EXERCISE REQUIREMENTS.
Write out the records below once more, exactly as they stand.

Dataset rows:
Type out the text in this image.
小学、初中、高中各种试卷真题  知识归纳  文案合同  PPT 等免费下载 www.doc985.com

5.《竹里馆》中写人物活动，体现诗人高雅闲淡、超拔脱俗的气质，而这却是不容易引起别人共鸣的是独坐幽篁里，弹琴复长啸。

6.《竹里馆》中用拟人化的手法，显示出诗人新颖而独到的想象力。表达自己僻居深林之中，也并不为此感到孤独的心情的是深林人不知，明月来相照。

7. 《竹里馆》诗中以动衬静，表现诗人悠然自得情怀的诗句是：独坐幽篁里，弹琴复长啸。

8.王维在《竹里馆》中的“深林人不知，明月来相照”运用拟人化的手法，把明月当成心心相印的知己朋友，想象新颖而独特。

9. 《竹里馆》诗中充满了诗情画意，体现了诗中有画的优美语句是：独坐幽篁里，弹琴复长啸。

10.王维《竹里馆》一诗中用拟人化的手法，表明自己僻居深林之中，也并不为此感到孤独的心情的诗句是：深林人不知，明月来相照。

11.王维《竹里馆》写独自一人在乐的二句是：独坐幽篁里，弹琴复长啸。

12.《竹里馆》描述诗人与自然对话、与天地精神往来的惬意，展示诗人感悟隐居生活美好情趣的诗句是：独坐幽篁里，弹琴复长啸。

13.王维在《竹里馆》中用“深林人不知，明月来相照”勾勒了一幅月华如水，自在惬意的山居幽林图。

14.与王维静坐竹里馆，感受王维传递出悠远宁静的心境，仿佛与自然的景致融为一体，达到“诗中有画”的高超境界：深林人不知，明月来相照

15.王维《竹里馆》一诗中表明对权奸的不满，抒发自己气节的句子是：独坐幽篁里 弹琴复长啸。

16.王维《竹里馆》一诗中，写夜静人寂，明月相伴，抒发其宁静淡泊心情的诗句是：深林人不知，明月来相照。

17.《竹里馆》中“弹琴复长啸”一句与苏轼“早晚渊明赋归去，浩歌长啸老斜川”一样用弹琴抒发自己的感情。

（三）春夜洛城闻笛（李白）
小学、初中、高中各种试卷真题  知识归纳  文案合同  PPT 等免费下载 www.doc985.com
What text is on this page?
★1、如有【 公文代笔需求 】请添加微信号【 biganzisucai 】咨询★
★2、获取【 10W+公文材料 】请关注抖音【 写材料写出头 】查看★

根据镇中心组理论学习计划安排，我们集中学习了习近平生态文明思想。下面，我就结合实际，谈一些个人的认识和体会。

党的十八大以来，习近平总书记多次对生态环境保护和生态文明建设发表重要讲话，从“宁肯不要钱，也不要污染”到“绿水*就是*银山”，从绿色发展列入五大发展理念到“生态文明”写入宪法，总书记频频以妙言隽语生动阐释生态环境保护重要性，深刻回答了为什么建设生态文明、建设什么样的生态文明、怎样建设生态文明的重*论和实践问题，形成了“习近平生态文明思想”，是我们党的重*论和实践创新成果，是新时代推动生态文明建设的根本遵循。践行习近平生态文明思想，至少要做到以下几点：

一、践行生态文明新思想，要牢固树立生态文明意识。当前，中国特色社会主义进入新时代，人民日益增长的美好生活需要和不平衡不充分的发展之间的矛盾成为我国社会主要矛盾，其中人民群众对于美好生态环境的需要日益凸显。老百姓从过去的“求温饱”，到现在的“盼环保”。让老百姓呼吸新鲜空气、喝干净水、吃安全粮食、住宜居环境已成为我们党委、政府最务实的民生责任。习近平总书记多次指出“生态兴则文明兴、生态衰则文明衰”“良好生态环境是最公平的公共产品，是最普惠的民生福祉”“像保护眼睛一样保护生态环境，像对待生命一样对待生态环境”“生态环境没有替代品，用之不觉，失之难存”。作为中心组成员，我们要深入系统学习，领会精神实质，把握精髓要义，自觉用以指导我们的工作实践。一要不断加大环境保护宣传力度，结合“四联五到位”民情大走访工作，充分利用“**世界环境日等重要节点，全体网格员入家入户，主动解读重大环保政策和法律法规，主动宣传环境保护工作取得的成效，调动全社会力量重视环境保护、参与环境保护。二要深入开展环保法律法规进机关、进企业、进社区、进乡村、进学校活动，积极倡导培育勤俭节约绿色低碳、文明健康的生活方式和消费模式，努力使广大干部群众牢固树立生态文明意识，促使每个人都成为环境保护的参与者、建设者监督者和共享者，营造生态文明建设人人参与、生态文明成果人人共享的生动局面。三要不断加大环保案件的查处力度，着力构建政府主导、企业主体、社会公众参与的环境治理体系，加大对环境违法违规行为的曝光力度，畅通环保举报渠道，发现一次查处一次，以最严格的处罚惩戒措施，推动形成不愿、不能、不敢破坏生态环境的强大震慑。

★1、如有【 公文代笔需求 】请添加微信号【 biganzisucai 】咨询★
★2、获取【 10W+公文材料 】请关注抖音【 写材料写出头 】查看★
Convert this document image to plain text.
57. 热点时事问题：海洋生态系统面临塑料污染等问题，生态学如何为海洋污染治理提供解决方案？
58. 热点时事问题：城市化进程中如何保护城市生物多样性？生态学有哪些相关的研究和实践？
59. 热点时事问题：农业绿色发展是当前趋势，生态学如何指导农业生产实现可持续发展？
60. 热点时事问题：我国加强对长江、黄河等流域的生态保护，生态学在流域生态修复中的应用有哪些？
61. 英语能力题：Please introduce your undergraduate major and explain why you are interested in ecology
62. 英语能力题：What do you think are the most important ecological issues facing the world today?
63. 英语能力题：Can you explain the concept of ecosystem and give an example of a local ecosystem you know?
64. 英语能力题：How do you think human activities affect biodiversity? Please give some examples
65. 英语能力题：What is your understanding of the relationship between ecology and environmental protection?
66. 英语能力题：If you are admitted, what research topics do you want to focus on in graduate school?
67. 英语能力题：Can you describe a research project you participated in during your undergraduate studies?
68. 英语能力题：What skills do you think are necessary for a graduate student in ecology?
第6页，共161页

WRITTEN REPLY.
Type out the text in this image.
小学、初中、高中各种试卷真题  知识归纳  文案合同  PPT 等免费下载 www.doc985.com

5.《竹里馆》中写人物活动，体现诗人高雅闲淡、超拔脱俗的气质，而这却是不容易引起别人共鸣的是独坐幽篁里，弹琴复长啸。

6.《竹里馆》中用拟人化的手法，显示出诗人新颖而独到的想象力。表达自己僻居深林之中，也并不为此感到孤独的心情的是深林人不知，明月来相照。

7. 《竹里馆》诗中以动衬静，表现诗人悠然自得情怀的诗句是：独坐幽篁里，弹琴复长啸。

8.王维在《竹里馆》中的“深林人不知，明月来相照”运用拟人化的手法，把明月当成心心相印的知己朋友，想象新颖而独特。

9. 《竹里馆》诗中充满了诗情画意，体现了诗中有画的优美语句是：独坐幽篁里，弹琴复长啸。

10.王维《竹里馆》一诗中用拟人化的手法，表明自己僻居深林之中，也并不为此感到孤独的心情的诗句是：深林人不知，明月来相照。

11.王维《竹里馆》写独自一人在乐的二句是：独坐幽篁里，弹琴复长啸。

12.《竹里馆》描述诗人与自然对话、与天地精神往来的惬意，展示诗人感悟隐居生活美好情趣的诗句是：独坐幽篁里，弹琴复长啸。

13.王维在《竹里馆》中用“深林人不知，明月来相照”勾勒了一幅月华如水，自在惬意的山居幽林图。

14.与王维静坐竹里馆，感受王维传递出悠远宁静的心境，仿佛与自然的景致融为一体，达到“诗中有画”的高超境界：深林人不知，明月来相照

15.王维《竹里馆》一诗中表明对权奸的不满，抒发自己气节的句子是：独坐幽篁里 弹琴复长啸。

16.王维《竹里馆》一诗中，写夜静人寂，明月相伴，抒发其宁静淡泊心情的诗句是：深林人不知，明月来相照。

17.《竹里馆》中“弹琴复长啸”一句与苏轼“早晚渊明赋归去，浩歌长啸老斜川”一样用弹琴抒发自己的感情。

（三）春夜洛城闻笛（李白）
小学、初中、高中各种试卷真题  知识归纳  文案合同  PPT 等免费下载 www.doc985.com
What text is on this page?
★1、如有【 公文代笔需求 】请添加微信号【 biganzisucai 】咨询★
★2、获取【 10W+公文材料 】请关注抖音【 写材料写出头 】查看★

根据镇中心组理论学习计划安排，我们集中学习了习近平生态文明思想。下面，我就结合实际，谈一些个人的认识和体会。

党的十八大以来，习近平总书记多次对生态环境保护和生态文明建设发表重要讲话，从“宁肯不要钱，也不要污染”到“绿水*就是*银山”，从绿色发展列入五大发展理念到“生态文明”写入宪法，总书记频频以妙言隽语生动阐释生态环境保护重要性，深刻回答了为什么建设生态文明、建设什么样的生态文明、怎样建设生态文明的重*论和实践问题，形成了“习近平生态文明思想”，是我们党的重*论和实践创新成果，是新时代推动生态文明建设的根本遵循。践行习近平生态文明思想，至少要做到以下几点：

一、践行生态文明新思想，要牢固树立生态文明意识。当前，中国特色社会主义进入新时代，人民日益增长的美好生活需要和不平衡不充分的发展之间的矛盾成为我国社会主要矛盾，其中人民群众对于美好生态环境的需要日益凸显。老百姓从过去的“求温饱”，到现在的“盼环保”。让老百姓呼吸新鲜空气、喝干净水、吃安全粮食、住宜居环境已成为我们党委、政府最务实的民生责任。习近平总书记多次指出“生态兴则文明兴、生态衰则文明衰”“良好生态环境是最公平的公共产品，是最普惠的民生福祉”“像保护眼睛一样保护生态环境，像对待生命一样对待生态环境”“生态环境没有替代品，用之不觉，失之难存”。作为中心组成员，我们要深入系统学习，领会精神实质，把握精髓要义，自觉用以指导我们的工作实践。一要不断加大环境保护宣传力度，结合“四联五到位”民情大走访工作，充分利用“**世界环境日等重要节点，全体网格员入家入户，主动解读重大环保政策和法律法规，主动宣传环境保护工作取得的成效，调动全社会力量重视环境保护、参与环境保护。二要深入开展环保法律法规进机关、进企业、进社区、进乡村、进学校活动，积极倡导培育勤俭节约绿色低碳、文明健康的生活方式和消费模式，努力使广大干部群众牢固树立生态文明意识，促使每个人都成为环境保护的参与者、建设者监督者和共享者，营造生态文明建设人人参与、生态文明成果人人共享的生动局面。三要不断加大环保案件的查处力度，着力构建政府主导、企业主体、社会公众参与的环境治理体系，加大对环境违法违规行为的曝光力度，畅通环保举报渠道，发现一次查处一次，以最严格的处罚惩戒措施，推动形成不愿、不能、不敢破坏生态环境的强大震慑。

★1、如有【 公文代笔需求 】请添加微信号【 biganzisucai 】咨询★
★2、获取【 10W+公文材料 】请关注抖音【 写材料写出头 】查看★
Convert this document image to plain text.
57. 热点时事问题：海洋生态系统面临塑料污染等问题，生态学如何为海洋污染治理提供解决方案？
58. 热点时事问题：城市化进程中如何保护城市生物多样性？生态学有哪些相关的研究和实践？
59. 热点时事问题：农业绿色发展是当前趋势，生态学如何指导农业生产实现可持续发展？
60. 热点时事问题：我国加强对长江、黄河等流域的生态保护，生态学在流域生态修复中的应用有哪些？
61. 英语能力题：Please introduce your undergraduate major and explain why you are interested in ecology
62. 英语能力题：What do you think are the most important ecological issues facing the world today?
63. 英语能力题：Can you explain the concept of ecosystem and give an example of a local ecosystem you know?
64. 英语能力题：How do you think human activities affect biodiversity? Please give some examples
65. 英语能力题：What is your understanding of the relationship between ecology and environmental protection?
66. 英语能力题：If you are admitted, what research topics do you want to focus on in graduate school?
67. 英语能力题：Can you describe a research project you participated in during your undergraduate studies?
68. 英语能力题：What skills do you think are necessary for a graduate student in ecology?
第6页，共161页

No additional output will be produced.